== Data records ==

────────

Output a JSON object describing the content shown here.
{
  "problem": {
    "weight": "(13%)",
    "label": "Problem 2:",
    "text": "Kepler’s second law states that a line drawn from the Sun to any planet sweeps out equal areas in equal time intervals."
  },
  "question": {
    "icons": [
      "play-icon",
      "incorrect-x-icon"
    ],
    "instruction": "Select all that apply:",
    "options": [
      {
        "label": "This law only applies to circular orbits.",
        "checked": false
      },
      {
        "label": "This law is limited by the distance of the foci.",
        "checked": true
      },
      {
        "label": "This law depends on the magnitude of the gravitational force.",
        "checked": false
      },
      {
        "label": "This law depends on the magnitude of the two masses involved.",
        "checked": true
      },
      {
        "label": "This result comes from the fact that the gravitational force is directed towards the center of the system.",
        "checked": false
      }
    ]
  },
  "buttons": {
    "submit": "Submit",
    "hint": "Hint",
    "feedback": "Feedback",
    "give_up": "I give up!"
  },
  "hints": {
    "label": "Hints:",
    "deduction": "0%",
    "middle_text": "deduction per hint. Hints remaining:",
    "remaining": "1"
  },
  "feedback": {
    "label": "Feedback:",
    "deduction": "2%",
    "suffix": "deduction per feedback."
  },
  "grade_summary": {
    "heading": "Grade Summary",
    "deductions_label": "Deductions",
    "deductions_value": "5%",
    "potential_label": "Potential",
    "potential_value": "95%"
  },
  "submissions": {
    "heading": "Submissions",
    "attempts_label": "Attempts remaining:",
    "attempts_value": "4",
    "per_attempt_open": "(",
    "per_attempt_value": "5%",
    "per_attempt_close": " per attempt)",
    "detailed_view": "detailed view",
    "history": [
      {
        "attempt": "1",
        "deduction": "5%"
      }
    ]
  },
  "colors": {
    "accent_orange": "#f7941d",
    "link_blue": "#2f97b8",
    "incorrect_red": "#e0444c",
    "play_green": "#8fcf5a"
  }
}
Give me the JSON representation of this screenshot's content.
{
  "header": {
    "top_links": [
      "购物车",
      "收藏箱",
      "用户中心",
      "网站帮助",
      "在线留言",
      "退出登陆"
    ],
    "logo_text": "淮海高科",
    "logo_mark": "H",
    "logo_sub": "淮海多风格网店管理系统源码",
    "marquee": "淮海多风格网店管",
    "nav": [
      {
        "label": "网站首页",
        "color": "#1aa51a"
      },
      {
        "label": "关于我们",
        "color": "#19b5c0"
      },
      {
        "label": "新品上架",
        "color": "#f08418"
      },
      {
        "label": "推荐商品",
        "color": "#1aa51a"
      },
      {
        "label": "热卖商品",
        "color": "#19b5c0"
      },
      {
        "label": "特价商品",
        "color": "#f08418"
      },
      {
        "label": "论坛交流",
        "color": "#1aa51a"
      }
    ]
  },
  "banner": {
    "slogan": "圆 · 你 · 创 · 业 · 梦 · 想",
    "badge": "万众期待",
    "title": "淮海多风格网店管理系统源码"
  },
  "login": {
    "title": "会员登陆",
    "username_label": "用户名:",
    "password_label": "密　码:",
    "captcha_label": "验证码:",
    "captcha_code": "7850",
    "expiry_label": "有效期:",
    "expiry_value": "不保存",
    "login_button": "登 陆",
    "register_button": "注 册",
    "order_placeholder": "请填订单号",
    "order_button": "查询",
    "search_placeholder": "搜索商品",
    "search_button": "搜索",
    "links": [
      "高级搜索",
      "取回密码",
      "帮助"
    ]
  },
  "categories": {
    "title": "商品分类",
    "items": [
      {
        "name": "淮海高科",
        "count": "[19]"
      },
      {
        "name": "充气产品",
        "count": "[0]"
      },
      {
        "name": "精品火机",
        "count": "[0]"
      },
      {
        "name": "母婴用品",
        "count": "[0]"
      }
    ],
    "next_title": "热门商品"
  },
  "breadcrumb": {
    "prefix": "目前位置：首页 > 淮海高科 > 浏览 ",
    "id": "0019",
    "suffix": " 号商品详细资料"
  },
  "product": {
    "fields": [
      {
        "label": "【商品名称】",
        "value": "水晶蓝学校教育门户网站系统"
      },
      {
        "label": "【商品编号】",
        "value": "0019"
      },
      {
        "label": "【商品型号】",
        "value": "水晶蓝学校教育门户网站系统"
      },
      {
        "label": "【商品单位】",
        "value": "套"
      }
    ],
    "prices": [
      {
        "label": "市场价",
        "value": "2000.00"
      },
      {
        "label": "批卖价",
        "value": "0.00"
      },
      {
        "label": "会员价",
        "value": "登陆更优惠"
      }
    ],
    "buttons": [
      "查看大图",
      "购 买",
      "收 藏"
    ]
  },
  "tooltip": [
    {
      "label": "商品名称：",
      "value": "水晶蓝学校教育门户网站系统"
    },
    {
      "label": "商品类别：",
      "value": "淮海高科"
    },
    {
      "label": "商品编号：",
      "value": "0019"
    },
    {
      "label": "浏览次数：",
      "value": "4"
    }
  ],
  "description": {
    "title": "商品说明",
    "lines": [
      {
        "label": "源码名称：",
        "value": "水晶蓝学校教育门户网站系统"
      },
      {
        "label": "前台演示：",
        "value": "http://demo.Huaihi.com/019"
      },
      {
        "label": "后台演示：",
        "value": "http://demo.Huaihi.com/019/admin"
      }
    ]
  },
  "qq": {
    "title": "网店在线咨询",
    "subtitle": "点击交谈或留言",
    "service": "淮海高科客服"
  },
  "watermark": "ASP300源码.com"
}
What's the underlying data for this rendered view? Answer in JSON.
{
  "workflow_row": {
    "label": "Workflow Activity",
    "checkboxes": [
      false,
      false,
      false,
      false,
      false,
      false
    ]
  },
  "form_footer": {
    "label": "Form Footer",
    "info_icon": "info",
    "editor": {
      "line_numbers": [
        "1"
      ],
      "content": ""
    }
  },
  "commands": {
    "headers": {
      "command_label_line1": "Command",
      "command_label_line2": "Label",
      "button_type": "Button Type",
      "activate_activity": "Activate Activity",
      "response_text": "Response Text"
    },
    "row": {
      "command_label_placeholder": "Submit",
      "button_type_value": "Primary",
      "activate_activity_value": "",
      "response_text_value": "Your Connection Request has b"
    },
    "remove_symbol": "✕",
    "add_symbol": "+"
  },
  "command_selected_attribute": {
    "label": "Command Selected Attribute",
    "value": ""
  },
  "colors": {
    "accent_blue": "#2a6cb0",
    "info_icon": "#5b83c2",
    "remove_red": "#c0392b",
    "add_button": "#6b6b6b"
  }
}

────────

== Work to complete ==
Repeat each record exactly, leaving nothing out.

== In response ==
Output a JSON object describing the content shown here.
{
  "problem": {
    "weight": "(13%)",
    "label": "Problem 2:",
    "text": "Kepler’s second law states that a line drawn from the Sun to any planet sweeps out equal areas in equal time intervals."
  },
  "question": {
    "icons": [
      "play-icon",
      "incorrect-x-icon"
    ],
    "instruction": "Select all that apply:",
    "options": [
      {
        "label": "This law only applies to circular orbits.",
        "checked": false
      },
      {
        "label": "This law is limited by the distance of the foci.",
        "checked": true
      },
      {
        "label": "This law depends on the magnitude of the gravitational force.",
        "checked": false
      },
      {
        "label": "This law depends on the magnitude of the two masses involved.",
        "checked": true
      },
      {
        "label": "This result comes from the fact that the gravitational force is directed towards the center of the system.",
        "checked": false
      }
    ]
  },
  "buttons": {
    "submit": "Submit",
    "hint": "Hint",
    "feedback": "Feedback",
    "give_up": "I give up!"
  },
  "hints": {
    "label": "Hints:",
    "deduction": "0%",
    "middle_text": "deduction per hint. Hints remaining:",
    "remaining": "1"
  },
  "feedback": {
    "label": "Feedback:",
    "deduction": "2%",
    "suffix": "deduction per feedback."
  },
  "grade_summary": {
    "heading": "Grade Summary",
    "deductions_label": "Deductions",
    "deductions_value": "5%",
    "potential_label": "Potential",
    "potential_value": "95%"
  },
  "submissions": {
    "heading": "Submissions",
    "attempts_label": "Attempts remaining:",
    "attempts_value": "4",
    "per_attempt_open": "(",
    "per_attempt_value": "5%",
    "per_attempt_close": " per attempt)",
    "detailed_view": "detailed view",
    "history": [
      {
        "attempt": "1",
        "deduction": "5%"
      }
    ]
  },
  "colors": {
    "accent_orange": "#f7941d",
    "link_blue": "#2f97b8",
    "incorrect_red": "#e0444c",
    "play_green": "#8fcf5a"
  }
}
Give me the JSON representation of this screenshot's content.
{
  "header": {
    "top_links": [
      "购物车",
      "收藏箱",
      "用户中心",
      "网站帮助",
      "在线留言",
      "退出登陆"
    ],
    "logo_text": "淮海高科",
    "logo_mark": "H",
    "logo_sub": "淮海多风格网店管理系统源码",
    "marquee": "淮海多风格网店管",
    "nav": [
      {
        "label": "网站首页",
        "color": "#1aa51a"
      },
      {
        "label": "关于我们",
        "color": "#19b5c0"
      },
      {
        "label": "新品上架",
        "color": "#f08418"
      },
      {
        "label": "推荐商品",
        "color": "#1aa51a"
      },
      {
        "label": "热卖商品",
        "color": "#19b5c0"
      },
      {
        "label": "特价商品",
        "color": "#f08418"
      },
      {
        "label": "论坛交流",
        "color": "#1aa51a"
      }
    ]
  },
  "banner": {
    "slogan": "圆 · 你 · 创 · 业 · 梦 · 想",
    "badge": "万众期待",
    "title": "淮海多风格网店管理系统源码"
  },
  "login": {
    "title": "会员登陆",
    "username_label": "用户名:",
    "password_label": "密　码:",
    "captcha_label": "验证码:",
    "captcha_code": "7850",
    "expiry_label": "有效期:",
    "expiry_value": "不保存",
    "login_button": "登 陆",
    "register_button": "注 册",
    "order_placeholder": "请填订单号",
    "order_button": "查询",
    "search_placeholder": "搜索商品",
    "search_button": "搜索",
    "links": [
      "高级搜索",
      "取回密码",
      "帮助"
    ]
  },
  "categories": {
    "title": "商品分类",
    "items": [
      {
        "name": "淮海高科",
        "count": "[19]"
      },
      {
        "name": "充气产品",
        "count": "[0]"
      },
      {
        "name": "精品火机",
        "count": "[0]"
      },
      {
        "name": "母婴用品",
        "count": "[0]"
      }
    ],
    "next_title": "热门商品"
  },
  "breadcrumb": {
    "prefix": "目前位置：首页 > 淮海高科 > 浏览 ",
    "id": "0019",
    "suffix": " 号商品详细资料"
  },
  "product": {
    "fields": [
      {
        "label": "【商品名称】",
        "value": "水晶蓝学校教育门户网站系统"
      },
      {
        "label": "【商品编号】",
        "value": "0019"
      },
      {
        "label": "【商品型号】",
        "value": "水晶蓝学校教育门户网站系统"
      },
      {
        "label": "【商品单位】",
        "value": "套"
      }
    ],
    "prices": [
      {
        "label": "市场价",
        "value": "2000.00"
      },
      {
        "label": "批卖价",
        "value": "0.00"
      },
      {
        "label": "会员价",
        "value": "登陆更优惠"
      }
    ],
    "buttons": [
      "查看大图",
      "购 买",
      "收 藏"
    ]
  },
  "tooltip": [
    {
      "label": "商品名称：",
      "value": "水晶蓝学校教育门户网站系统"
    },
    {
      "label": "商品类别：",
      "value": "淮海高科"
    },
    {
      "label": "商品编号：",
      "value": "0019"
    },
    {
      "label": "浏览次数：",
      "value": "4"
    }
  ],
  "description": {
    "title": "商品说明",
    "lines": [
      {
        "label": "源码名称：",
        "value": "水晶蓝学校教育门户网站系统"
      },
      {
        "label": "前台演示：",
        "value": "http://demo.Huaihi.com/019"
      },
      {
        "label": "后台演示：",
        "value": "http://demo.Huaihi.com/019/admin"
      }
    ]
  },
  "qq": {
    "title": "网店在线咨询",
    "subtitle": "点击交谈或留言",
    "service": "淮海高科客服"
  },
  "watermark": "ASP300源码.com"
}
What's the underlying data for this rendered view? Answer in JSON.
{
  "workflow_row": {
    "label": "Workflow Activity",
    "checkboxes": [
      false,
      false,
      false,
      false,
      false,
      false
    ]
  },
  "form_footer": {
    "label": "Form Footer",
    "info_icon": "info",
    "editor": {
      "line_numbers": [
        "1"
      ],
      "content": ""
    }
  },
  "commands": {
    "headers": {
      "command_label_line1": "Command",
      "command_label_line2": "Label",
      "button_type": "Button Type",
      "activate_activity": "Activate Activity",
      "response_text": "Response Text"
    },
    "row": {
      "command_label_placeholder": "Submit",
      "button_type_value": "Primary",
      "activate_activity_value": "",
      "response_text_value": "Your Connection Request has b"
    },
    "remove_symbol": "✕",
    "add_symbol": "+"
  },
  "command_selected_attribute": {
    "label": "Command Selected Attribute",
    "value": ""
  },
  "colors": {
    "accent_blue": "#2a6cb0",
    "info_icon": "#5b83c2",
    "remove_red": "#c0392b",
    "add_button": "#6b6b6b"
  }
}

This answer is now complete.